Given problem
Reproduce each of the following lines verbatim, keeping every item.
------ Source data
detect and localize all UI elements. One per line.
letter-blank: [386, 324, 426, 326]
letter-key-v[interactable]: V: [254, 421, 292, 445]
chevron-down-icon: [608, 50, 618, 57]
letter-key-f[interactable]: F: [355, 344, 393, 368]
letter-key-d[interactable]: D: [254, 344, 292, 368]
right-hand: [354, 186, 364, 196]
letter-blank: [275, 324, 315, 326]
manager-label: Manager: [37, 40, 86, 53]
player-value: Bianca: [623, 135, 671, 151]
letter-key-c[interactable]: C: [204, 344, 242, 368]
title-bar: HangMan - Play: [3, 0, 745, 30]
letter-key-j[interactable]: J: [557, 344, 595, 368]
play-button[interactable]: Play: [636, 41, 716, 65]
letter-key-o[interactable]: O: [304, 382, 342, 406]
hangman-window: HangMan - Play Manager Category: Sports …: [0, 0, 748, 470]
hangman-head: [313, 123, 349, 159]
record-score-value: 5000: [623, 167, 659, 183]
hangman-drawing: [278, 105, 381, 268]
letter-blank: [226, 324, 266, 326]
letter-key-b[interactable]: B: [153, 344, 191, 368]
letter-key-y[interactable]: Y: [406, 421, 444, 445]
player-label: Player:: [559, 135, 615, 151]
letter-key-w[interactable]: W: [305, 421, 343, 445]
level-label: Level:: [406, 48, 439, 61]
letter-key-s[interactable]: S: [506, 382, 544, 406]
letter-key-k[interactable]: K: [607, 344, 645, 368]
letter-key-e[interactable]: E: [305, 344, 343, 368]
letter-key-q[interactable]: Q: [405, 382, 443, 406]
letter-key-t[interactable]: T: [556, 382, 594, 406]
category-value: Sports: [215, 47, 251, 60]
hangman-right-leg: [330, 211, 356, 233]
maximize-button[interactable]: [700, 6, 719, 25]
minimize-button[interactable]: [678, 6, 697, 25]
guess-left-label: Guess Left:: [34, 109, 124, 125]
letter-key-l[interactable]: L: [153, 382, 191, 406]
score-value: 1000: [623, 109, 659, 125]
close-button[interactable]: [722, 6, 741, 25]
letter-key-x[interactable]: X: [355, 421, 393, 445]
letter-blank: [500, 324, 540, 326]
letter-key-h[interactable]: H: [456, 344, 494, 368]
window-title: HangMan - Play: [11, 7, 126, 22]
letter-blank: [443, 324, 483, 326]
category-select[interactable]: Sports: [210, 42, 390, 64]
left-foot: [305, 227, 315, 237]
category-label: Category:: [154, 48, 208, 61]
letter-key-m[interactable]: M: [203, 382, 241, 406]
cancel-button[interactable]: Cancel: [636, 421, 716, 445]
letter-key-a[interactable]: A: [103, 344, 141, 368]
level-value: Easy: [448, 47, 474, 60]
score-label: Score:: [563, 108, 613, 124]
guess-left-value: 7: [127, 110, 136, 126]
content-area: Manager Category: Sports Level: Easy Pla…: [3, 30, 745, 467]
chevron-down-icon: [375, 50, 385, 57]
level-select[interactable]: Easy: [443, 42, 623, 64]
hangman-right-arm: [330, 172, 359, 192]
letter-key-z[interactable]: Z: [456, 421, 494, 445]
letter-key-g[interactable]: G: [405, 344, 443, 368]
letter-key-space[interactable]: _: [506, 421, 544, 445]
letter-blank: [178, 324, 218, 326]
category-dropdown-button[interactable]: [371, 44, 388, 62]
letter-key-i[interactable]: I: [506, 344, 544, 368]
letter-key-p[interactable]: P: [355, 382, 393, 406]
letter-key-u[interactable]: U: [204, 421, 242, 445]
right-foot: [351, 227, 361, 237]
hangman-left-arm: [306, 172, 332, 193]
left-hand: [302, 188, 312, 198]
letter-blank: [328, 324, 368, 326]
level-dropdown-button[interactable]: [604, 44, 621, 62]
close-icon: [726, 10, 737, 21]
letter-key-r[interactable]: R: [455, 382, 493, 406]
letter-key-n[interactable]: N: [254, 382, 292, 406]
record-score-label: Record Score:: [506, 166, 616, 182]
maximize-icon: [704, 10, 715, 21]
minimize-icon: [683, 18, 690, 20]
------------
Written response
detect and localize all UI elements. One per line.
letter-blank: [386, 324, 426, 326]
letter-key-v[interactable]: V: [254, 421, 292, 445]
chevron-down-icon: [608, 50, 618, 57]
letter-key-f[interactable]: F: [355, 344, 393, 368]
letter-key-d[interactable]: D: [254, 344, 292, 368]
right-hand: [354, 186, 364, 196]
letter-blank: [275, 324, 315, 326]
manager-label: Manager: [37, 40, 86, 53]
player-value: Bianca: [623, 135, 671, 151]
letter-key-c[interactable]: C: [204, 344, 242, 368]
title-bar: HangMan - Play: [3, 0, 745, 30]
letter-key-j[interactable]: J: [557, 344, 595, 368]
play-button[interactable]: Play: [636, 41, 716, 65]
letter-key-o[interactable]: O: [304, 382, 342, 406]
hangman-window: HangMan - Play Manager Category: Sports …: [0, 0, 748, 470]
hangman-head: [313, 123, 349, 159]
record-score-value: 5000: [623, 167, 659, 183]
hangman-drawing: [278, 105, 381, 268]
letter-blank: [226, 324, 266, 326]
letter-key-b[interactable]: B: [153, 344, 191, 368]
letter-key-y[interactable]: Y: [406, 421, 444, 445]
player-label: Player:: [559, 135, 615, 151]
letter-key-w[interactable]: W: [305, 421, 343, 445]
level-label: Level:: [406, 48, 439, 61]
letter-key-s[interactable]: S: [506, 382, 544, 406]
letter-key-k[interactable]: K: [607, 344, 645, 368]
letter-key-e[interactable]: E: [305, 344, 343, 368]
letter-key-q[interactable]: Q: [405, 382, 443, 406]
letter-key-t[interactable]: T: [556, 382, 594, 406]
category-value: Sports: [215, 47, 251, 60]
hangman-right-leg: [330, 211, 356, 233]
maximize-button[interactable]: [700, 6, 719, 25]
minimize-button[interactable]: [678, 6, 697, 25]
guess-left-label: Guess Left:: [34, 109, 124, 125]
letter-key-l[interactable]: L: [153, 382, 191, 406]
score-value: 1000: [623, 109, 659, 125]
close-button[interactable]: [722, 6, 741, 25]
letter-key-x[interactable]: X: [355, 421, 393, 445]
letter-blank: [500, 324, 540, 326]
letter-key-h[interactable]: H: [456, 344, 494, 368]
window-title: HangMan - Play: [11, 7, 126, 22]
letter-blank: [443, 324, 483, 326]
category-select[interactable]: Sports: [210, 42, 390, 64]
left-foot: [305, 227, 315, 237]
category-label: Category:: [154, 48, 208, 61]
letter-key-m[interactable]: M: [203, 382, 241, 406]
cancel-button[interactable]: Cancel: [636, 421, 716, 445]
letter-key-a[interactable]: A: [103, 344, 141, 368]
level-value: Easy: [448, 47, 474, 60]
score-label: Score:: [563, 108, 613, 124]
guess-left-value: 7: [127, 110, 136, 126]
content-area: Manager Category: Sports Level: Easy Pla…: [3, 30, 745, 467]
chevron-down-icon: [375, 50, 385, 57]
level-select[interactable]: Easy: [443, 42, 623, 64]
hangman-right-arm: [330, 172, 359, 192]
letter-key-z[interactable]: Z: [456, 421, 494, 445]
letter-key-g[interactable]: G: [405, 344, 443, 368]
letter-key-space[interactable]: _: [506, 421, 544, 445]
letter-blank: [178, 324, 218, 326]
category-dropdown-button[interactable]: [371, 44, 388, 62]
letter-key-i[interactable]: I: [506, 344, 544, 368]
letter-key-p[interactable]: P: [355, 382, 393, 406]
letter-key-u[interactable]: U: [204, 421, 242, 445]
right-foot: [351, 227, 361, 237]
hangman-left-arm: [306, 172, 332, 193]
left-hand: [302, 188, 312, 198]
letter-blank: [328, 324, 368, 326]
level-dropdown-button[interactable]: [604, 44, 621, 62]
close-icon: [726, 10, 737, 21]
letter-key-r[interactable]: R: [455, 382, 493, 406]
letter-key-n[interactable]: N: [254, 382, 292, 406]
record-score-label: Record Score:: [506, 166, 616, 182]
maximize-icon: [704, 10, 715, 21]
minimize-icon: [683, 18, 690, 20]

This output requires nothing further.